Instructions for the task: Show all lines holding the string "this".
##### Listed entries #####
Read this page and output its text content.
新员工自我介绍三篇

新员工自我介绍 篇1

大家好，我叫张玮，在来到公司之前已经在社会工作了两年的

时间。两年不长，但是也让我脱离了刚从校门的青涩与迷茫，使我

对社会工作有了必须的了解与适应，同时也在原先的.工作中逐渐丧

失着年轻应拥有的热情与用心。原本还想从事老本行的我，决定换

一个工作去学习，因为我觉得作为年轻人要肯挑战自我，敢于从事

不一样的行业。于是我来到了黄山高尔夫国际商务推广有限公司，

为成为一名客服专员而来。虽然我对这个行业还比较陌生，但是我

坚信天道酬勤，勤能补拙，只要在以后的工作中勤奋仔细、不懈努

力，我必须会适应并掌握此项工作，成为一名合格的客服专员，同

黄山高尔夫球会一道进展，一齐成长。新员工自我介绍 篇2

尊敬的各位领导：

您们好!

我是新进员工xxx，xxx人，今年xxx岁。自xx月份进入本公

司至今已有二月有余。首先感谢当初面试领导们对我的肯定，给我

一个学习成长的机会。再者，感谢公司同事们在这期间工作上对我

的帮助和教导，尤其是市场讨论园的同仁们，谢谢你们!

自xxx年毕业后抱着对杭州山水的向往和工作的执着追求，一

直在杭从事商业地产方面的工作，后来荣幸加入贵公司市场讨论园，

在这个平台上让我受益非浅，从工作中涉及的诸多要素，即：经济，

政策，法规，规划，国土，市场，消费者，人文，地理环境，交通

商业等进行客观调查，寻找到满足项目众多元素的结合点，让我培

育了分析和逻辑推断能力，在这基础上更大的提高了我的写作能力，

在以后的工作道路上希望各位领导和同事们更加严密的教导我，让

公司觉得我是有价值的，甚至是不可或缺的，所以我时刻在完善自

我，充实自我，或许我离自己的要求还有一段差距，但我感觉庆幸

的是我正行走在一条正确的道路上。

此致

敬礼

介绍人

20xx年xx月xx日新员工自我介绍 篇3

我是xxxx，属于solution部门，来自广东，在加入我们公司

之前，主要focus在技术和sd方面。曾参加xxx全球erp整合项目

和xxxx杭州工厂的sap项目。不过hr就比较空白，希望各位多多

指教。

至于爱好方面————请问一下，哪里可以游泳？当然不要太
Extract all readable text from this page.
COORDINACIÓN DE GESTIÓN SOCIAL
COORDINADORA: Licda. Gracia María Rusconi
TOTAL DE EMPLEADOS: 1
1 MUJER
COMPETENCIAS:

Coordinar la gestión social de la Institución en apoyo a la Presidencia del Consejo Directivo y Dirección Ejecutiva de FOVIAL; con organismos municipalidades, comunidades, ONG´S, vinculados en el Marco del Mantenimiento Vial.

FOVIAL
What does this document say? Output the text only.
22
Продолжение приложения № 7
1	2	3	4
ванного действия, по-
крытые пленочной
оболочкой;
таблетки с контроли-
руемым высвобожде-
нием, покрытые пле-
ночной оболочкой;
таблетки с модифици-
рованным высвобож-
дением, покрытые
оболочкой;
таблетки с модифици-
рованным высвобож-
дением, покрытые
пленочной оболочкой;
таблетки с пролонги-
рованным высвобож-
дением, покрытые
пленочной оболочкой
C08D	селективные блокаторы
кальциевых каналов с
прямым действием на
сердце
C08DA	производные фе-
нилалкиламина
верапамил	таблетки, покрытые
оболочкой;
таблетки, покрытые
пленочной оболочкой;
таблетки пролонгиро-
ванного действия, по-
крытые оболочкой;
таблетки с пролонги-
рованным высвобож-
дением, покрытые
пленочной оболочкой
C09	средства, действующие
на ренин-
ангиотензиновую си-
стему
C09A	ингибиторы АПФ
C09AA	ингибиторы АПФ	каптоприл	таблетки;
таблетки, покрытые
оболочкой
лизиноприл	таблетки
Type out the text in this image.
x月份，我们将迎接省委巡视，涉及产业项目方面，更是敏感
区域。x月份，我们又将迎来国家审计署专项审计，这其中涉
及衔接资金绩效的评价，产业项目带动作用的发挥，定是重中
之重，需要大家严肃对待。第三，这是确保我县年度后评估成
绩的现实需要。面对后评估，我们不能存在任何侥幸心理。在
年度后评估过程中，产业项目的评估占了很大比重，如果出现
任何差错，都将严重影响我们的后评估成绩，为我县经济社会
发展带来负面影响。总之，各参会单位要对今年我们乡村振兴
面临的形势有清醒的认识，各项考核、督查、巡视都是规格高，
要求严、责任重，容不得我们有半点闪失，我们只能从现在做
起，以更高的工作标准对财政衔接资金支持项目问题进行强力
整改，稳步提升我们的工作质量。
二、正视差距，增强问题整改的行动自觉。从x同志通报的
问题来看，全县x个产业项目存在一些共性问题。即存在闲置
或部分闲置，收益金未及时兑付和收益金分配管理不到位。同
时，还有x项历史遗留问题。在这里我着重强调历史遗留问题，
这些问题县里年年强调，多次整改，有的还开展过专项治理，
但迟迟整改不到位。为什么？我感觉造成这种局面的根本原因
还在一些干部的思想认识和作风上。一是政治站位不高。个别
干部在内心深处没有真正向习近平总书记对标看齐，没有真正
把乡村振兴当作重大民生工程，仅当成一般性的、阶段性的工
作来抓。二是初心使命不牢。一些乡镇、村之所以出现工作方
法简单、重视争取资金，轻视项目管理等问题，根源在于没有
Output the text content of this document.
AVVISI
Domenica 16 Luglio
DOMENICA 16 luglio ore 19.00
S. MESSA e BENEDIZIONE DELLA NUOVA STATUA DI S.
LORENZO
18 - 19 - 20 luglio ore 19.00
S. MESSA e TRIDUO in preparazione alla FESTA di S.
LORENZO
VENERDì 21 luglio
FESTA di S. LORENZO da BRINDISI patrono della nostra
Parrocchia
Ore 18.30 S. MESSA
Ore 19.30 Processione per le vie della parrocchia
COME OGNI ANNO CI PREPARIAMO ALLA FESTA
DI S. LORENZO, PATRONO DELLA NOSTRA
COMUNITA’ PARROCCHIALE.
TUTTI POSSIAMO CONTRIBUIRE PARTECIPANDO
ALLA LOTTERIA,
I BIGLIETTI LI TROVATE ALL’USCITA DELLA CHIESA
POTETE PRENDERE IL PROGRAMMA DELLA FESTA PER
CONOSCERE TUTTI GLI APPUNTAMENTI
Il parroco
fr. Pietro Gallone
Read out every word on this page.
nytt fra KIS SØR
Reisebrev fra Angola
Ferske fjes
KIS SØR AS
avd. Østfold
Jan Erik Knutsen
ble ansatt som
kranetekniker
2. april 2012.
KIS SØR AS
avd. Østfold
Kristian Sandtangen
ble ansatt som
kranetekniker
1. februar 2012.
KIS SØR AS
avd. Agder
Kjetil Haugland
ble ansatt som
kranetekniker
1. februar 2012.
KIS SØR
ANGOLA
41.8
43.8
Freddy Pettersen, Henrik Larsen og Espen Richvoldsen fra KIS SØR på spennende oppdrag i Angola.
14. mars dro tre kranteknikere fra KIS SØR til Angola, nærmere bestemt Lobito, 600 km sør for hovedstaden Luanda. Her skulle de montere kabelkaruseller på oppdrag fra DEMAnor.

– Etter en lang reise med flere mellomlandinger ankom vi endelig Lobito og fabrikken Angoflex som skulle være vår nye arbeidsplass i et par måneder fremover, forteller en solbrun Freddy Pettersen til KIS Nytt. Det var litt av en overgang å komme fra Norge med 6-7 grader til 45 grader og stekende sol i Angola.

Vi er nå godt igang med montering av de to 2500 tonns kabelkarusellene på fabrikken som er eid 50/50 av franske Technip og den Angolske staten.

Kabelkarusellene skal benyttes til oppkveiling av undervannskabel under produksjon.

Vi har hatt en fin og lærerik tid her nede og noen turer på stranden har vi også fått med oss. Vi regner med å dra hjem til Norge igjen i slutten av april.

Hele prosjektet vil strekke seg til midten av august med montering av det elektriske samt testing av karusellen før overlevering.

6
#####
Task output:
Read this page and output its text content.
Extract all readable text from this page.
What does this document say? Output the text only.
Type out the text in this image.
Output the text content of this document.
Read out every word on this page.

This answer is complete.